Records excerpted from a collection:
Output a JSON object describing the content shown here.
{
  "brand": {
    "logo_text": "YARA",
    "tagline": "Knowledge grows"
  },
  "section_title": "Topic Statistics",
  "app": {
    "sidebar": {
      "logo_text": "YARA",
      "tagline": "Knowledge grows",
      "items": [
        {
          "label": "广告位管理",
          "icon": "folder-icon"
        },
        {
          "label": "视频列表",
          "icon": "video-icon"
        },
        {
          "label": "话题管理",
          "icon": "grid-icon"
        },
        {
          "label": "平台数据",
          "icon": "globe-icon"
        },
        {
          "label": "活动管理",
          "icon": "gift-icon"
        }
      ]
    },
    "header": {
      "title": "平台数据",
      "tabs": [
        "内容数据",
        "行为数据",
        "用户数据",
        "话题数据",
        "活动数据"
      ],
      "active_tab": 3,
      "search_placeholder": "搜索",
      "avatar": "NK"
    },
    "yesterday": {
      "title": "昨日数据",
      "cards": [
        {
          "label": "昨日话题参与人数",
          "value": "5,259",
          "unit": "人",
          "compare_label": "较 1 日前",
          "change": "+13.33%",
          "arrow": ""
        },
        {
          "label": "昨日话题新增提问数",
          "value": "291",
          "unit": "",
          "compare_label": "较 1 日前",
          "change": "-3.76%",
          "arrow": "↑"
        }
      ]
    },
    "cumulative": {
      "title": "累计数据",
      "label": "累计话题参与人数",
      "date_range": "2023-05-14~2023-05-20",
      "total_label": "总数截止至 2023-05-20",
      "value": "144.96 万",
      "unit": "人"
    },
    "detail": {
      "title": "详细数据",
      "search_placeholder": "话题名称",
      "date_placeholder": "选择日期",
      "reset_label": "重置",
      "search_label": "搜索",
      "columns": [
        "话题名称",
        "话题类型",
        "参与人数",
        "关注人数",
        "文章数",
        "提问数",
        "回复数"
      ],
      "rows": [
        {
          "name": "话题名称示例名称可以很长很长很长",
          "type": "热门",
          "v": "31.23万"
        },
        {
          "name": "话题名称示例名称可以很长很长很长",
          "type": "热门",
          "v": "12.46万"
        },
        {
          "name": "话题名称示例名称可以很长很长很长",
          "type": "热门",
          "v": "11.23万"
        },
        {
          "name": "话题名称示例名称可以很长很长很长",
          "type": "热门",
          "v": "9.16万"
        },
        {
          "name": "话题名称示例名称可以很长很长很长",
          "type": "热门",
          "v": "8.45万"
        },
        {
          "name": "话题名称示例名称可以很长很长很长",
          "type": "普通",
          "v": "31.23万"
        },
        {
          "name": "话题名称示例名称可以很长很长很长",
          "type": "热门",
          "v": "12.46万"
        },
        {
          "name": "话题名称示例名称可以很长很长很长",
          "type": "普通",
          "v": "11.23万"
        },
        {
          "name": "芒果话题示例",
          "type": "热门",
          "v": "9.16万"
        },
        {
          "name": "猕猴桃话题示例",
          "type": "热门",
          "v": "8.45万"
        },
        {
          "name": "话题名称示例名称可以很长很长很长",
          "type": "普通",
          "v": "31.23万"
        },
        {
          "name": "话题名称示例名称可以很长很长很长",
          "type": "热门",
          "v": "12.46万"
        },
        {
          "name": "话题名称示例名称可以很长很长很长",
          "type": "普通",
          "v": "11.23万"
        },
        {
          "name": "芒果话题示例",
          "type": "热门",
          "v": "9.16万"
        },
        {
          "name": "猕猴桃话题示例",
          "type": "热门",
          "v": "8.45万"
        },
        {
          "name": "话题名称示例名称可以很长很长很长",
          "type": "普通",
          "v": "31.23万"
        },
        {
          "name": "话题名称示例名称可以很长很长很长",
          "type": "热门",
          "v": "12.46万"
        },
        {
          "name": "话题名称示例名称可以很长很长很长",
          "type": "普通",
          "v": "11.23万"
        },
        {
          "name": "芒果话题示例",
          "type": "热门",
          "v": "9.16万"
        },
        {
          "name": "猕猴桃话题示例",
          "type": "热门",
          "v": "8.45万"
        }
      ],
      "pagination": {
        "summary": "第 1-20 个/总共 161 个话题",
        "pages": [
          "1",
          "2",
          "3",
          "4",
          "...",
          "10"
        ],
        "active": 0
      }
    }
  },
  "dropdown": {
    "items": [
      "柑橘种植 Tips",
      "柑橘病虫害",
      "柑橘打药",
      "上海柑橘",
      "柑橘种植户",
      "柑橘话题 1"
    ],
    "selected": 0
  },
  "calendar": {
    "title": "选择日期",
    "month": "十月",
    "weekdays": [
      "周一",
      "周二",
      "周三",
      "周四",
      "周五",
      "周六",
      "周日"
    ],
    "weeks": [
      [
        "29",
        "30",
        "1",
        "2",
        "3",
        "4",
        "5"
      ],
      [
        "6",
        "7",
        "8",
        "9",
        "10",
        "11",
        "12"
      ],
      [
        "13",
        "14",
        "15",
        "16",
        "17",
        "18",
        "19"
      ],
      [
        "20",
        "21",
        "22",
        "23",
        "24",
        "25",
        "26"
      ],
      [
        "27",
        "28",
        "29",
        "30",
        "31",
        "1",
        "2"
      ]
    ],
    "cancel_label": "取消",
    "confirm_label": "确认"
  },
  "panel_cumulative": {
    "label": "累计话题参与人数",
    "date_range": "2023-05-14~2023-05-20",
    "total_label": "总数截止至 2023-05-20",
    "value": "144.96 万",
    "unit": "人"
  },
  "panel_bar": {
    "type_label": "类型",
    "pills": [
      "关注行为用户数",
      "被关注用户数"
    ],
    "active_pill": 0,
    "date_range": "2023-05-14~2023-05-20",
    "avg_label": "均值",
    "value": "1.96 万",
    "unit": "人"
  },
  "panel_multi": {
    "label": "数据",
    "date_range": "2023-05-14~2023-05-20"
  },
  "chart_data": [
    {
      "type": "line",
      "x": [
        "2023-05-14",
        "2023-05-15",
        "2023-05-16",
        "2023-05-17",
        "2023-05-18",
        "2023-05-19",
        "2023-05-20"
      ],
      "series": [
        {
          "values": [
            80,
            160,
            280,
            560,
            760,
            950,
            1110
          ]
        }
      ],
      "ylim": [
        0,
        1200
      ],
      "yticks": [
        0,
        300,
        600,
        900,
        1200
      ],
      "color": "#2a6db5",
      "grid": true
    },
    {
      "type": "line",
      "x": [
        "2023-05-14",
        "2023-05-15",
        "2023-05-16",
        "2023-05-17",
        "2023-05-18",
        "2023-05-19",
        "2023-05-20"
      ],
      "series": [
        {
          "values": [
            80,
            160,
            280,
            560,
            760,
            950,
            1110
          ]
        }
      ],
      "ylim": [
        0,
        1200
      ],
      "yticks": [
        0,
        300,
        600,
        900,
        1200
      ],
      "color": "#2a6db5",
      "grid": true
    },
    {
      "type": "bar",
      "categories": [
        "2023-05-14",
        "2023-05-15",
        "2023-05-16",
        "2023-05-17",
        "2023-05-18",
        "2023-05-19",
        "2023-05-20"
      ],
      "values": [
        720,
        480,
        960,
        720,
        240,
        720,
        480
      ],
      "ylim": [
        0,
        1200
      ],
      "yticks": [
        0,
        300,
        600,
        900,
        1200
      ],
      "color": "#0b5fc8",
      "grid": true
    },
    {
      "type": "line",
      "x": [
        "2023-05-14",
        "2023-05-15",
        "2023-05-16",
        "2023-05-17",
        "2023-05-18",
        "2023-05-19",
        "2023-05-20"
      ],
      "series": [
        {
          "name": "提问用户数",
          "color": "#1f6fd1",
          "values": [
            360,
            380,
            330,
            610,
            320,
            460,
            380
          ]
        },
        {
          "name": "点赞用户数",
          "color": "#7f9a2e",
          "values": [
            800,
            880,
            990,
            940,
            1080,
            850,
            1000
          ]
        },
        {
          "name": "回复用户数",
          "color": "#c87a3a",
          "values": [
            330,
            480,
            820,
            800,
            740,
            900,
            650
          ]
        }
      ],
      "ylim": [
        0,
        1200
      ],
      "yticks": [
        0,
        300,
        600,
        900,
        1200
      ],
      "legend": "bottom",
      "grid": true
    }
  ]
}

### Problem details
Using the material above, copy every line in which the string "总数截止至" occurs.

### Response
      "total_label": "总数截止至 2023-05-20",
    "total_label": "总数截止至 2023-05-20",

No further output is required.